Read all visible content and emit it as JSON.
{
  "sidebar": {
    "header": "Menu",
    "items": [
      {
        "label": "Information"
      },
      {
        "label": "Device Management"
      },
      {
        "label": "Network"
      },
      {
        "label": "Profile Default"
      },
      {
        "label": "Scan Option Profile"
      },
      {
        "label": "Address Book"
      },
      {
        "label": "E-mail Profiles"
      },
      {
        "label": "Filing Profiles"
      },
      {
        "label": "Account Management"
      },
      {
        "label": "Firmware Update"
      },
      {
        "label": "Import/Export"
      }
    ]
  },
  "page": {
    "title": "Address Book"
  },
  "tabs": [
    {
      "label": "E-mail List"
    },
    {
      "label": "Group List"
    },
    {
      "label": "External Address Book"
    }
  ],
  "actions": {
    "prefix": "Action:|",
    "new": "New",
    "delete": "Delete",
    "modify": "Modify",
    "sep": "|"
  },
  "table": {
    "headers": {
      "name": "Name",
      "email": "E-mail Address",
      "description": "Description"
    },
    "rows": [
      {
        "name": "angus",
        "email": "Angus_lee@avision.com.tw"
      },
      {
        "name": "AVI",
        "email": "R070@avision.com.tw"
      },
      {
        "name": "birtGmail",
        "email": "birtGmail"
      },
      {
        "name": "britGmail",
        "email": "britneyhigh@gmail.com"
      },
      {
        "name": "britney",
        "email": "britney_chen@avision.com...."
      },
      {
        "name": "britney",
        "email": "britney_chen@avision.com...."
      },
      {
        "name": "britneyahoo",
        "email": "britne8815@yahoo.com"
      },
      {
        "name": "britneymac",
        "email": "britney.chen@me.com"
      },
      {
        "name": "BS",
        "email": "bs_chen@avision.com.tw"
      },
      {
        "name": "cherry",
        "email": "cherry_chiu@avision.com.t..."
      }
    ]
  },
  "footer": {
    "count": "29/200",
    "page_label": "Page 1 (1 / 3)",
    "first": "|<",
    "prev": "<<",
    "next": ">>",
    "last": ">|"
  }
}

▬▬▬▬▬▬▬▬▬▬

**To do:** Find the string "Address" in the records, then copy each line where it occurs.

**Completed task:**
        "label": "Address Book"
    "title": "Address Book"
      "label": "External Address Book"
      "email": "E-mail Address",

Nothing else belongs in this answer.